| WORK INSTRUCTIONS |
In the records below, pick out all lines containing the word "грошей".

─── TASK DATA

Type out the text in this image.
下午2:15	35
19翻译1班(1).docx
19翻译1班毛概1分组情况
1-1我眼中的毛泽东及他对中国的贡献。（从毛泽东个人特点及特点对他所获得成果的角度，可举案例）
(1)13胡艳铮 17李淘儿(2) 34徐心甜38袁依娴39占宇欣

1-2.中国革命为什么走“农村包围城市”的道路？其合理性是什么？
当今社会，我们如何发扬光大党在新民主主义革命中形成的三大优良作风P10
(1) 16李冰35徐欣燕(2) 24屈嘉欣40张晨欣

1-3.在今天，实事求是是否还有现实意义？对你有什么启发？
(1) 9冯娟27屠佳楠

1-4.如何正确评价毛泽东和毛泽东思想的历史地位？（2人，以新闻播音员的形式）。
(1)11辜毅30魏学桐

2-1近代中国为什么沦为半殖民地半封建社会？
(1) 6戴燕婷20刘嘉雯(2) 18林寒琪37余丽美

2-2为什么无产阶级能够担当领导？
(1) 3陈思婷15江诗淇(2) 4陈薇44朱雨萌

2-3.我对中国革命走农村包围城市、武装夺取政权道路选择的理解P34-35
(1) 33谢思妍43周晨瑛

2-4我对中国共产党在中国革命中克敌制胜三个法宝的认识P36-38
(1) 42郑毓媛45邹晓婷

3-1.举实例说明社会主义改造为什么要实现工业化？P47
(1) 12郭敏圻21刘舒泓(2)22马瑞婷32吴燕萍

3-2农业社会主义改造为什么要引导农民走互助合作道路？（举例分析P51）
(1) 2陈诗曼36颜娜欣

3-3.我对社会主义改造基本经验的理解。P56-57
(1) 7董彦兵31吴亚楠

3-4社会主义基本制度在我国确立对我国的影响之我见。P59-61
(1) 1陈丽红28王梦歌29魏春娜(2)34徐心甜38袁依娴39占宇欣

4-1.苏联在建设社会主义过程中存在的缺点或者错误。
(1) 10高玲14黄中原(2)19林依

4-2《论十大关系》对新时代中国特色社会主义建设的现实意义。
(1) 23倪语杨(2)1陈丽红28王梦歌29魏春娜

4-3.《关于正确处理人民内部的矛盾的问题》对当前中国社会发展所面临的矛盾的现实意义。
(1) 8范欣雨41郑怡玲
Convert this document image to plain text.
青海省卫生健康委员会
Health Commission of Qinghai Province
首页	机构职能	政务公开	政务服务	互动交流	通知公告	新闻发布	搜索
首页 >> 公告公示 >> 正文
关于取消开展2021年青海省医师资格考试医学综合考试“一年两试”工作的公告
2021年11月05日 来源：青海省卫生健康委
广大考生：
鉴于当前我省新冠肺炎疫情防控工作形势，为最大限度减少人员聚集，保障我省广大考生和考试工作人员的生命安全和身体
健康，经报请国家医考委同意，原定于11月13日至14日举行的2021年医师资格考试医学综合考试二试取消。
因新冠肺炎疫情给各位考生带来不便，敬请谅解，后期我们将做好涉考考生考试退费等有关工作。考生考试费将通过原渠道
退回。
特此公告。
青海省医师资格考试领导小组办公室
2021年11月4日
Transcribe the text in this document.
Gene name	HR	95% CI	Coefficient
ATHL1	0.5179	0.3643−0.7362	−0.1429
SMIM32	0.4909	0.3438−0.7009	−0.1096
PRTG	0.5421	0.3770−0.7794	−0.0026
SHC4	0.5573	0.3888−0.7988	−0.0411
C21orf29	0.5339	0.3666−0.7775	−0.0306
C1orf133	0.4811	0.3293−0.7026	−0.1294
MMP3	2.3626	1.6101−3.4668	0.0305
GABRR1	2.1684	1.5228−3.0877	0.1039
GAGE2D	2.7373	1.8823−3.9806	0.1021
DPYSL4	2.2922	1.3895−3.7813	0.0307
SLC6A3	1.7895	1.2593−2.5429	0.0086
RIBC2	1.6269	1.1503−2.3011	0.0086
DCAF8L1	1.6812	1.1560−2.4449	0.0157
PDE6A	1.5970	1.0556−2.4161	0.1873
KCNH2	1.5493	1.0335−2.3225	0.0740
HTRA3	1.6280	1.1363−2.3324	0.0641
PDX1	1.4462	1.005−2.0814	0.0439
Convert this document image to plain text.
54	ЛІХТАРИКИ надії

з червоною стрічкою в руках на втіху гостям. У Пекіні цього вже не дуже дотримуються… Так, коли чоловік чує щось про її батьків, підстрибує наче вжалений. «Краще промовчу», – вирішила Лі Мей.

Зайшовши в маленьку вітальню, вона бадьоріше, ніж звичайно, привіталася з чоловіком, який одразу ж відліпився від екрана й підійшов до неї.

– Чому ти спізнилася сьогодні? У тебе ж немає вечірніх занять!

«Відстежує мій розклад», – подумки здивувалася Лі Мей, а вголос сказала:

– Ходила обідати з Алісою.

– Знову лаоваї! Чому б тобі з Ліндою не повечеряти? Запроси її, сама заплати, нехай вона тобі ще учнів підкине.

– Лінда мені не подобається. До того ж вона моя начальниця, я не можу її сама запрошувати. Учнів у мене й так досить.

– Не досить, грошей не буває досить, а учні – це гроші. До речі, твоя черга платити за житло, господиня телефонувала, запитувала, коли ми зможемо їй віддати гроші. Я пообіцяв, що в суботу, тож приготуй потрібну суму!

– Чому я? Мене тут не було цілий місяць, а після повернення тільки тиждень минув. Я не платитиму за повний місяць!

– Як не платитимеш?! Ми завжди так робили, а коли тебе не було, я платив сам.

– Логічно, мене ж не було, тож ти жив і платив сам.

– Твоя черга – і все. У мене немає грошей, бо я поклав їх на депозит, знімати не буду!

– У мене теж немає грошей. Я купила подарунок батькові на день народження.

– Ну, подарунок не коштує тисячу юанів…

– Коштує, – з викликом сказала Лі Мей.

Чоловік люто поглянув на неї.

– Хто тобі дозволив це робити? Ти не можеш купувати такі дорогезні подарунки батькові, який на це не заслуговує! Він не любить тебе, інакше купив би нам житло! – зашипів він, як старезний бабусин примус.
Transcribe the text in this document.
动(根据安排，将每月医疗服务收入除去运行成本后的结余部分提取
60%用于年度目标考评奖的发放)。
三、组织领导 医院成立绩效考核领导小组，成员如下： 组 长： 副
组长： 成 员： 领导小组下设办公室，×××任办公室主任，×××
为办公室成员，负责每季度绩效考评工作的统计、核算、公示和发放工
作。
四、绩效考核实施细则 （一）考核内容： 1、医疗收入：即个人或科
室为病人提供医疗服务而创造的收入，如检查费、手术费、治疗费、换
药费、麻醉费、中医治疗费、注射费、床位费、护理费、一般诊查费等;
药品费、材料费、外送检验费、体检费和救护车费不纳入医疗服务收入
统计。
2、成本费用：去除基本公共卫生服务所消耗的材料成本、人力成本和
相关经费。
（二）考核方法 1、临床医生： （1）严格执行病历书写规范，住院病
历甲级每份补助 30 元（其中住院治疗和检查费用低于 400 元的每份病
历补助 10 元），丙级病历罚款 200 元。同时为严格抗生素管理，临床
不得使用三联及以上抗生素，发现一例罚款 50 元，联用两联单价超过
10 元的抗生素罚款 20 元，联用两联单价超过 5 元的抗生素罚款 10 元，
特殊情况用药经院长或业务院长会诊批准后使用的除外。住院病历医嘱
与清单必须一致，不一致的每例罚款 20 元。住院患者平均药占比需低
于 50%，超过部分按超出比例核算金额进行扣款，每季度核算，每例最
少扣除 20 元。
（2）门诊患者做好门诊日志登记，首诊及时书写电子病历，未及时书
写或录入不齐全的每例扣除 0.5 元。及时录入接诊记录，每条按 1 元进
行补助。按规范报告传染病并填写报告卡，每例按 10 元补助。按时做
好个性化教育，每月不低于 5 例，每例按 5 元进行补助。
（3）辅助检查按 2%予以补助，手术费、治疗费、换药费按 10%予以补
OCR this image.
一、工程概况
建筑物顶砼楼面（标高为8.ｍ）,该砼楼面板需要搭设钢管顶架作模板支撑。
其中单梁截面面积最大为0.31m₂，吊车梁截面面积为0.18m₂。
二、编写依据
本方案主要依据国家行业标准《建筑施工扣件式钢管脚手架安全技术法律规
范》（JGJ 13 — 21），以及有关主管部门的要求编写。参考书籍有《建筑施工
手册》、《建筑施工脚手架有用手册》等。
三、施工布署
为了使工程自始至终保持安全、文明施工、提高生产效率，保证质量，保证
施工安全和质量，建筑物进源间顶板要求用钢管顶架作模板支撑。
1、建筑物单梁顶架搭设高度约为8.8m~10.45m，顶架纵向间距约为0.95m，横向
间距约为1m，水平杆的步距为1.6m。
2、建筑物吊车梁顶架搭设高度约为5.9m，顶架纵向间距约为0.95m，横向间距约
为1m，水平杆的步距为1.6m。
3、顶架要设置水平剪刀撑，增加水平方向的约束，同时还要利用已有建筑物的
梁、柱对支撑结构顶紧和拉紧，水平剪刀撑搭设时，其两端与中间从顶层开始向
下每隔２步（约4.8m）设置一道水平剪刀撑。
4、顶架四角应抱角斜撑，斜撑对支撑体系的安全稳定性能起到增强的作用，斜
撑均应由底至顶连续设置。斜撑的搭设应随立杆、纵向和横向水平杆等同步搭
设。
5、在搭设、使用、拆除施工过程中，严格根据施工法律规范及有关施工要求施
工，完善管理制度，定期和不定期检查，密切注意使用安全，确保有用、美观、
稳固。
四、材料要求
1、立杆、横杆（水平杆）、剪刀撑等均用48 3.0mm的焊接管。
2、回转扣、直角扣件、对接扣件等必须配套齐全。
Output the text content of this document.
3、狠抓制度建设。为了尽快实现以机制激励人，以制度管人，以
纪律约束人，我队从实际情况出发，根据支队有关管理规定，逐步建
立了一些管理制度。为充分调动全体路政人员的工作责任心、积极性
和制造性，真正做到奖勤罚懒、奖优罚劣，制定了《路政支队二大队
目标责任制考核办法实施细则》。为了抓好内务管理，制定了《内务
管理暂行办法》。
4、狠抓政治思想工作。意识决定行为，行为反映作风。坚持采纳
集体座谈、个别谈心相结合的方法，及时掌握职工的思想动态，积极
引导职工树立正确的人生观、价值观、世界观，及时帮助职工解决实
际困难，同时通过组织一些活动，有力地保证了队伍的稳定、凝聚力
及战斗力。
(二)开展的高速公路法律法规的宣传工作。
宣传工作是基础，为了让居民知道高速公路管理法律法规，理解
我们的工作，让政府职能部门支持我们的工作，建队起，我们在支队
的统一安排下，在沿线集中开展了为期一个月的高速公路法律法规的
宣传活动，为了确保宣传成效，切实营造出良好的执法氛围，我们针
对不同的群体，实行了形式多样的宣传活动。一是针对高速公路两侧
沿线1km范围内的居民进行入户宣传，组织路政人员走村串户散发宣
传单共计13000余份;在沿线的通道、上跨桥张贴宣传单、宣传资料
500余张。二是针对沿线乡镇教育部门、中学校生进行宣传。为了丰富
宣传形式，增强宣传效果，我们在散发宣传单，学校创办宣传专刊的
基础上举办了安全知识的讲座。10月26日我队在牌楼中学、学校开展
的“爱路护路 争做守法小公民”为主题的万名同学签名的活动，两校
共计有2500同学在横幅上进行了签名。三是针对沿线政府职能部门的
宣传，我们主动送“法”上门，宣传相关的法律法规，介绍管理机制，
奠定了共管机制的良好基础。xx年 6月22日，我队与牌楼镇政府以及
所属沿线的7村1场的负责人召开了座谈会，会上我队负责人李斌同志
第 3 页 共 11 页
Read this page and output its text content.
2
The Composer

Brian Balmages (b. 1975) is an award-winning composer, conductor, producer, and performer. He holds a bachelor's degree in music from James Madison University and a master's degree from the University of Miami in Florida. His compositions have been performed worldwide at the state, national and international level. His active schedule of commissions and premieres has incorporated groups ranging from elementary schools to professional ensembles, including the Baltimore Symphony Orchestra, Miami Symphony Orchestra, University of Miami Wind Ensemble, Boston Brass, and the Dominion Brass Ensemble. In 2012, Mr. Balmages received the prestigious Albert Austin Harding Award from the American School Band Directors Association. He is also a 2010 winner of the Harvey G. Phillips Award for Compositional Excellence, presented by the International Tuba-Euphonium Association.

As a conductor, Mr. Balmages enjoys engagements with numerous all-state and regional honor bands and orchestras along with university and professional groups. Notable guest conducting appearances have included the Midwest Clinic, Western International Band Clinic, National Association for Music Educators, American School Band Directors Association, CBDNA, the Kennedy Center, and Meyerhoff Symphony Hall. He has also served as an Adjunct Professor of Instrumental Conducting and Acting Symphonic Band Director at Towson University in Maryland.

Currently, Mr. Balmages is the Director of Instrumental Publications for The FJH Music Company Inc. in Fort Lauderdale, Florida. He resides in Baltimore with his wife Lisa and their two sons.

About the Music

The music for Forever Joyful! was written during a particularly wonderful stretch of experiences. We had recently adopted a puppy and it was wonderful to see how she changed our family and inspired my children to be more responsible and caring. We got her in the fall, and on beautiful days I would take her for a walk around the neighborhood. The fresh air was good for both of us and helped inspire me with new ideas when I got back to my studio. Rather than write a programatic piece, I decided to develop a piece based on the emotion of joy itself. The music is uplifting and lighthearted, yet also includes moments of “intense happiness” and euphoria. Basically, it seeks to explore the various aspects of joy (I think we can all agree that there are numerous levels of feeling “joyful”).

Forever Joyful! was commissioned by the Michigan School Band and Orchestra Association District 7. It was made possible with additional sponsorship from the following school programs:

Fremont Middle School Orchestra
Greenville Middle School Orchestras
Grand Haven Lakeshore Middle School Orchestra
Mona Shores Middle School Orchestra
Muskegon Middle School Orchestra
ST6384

──────

| TASK OUTPUT |
– Не досить, грошей не буває досить, а учні – це гроші. До речі, твоя черга платити за житло, господиня телефонувала, запитувала, коли ми зможемо їй віддати гроші. Я пообіцяв, що в суботу, тож приготуй потрібну суму!
– Твоя черга – і все. У мене немає грошей, бо я поклав їх на депозит, знімати не буду!
– У мене теж немає грошей. Я купила подарунок батькові на день народження.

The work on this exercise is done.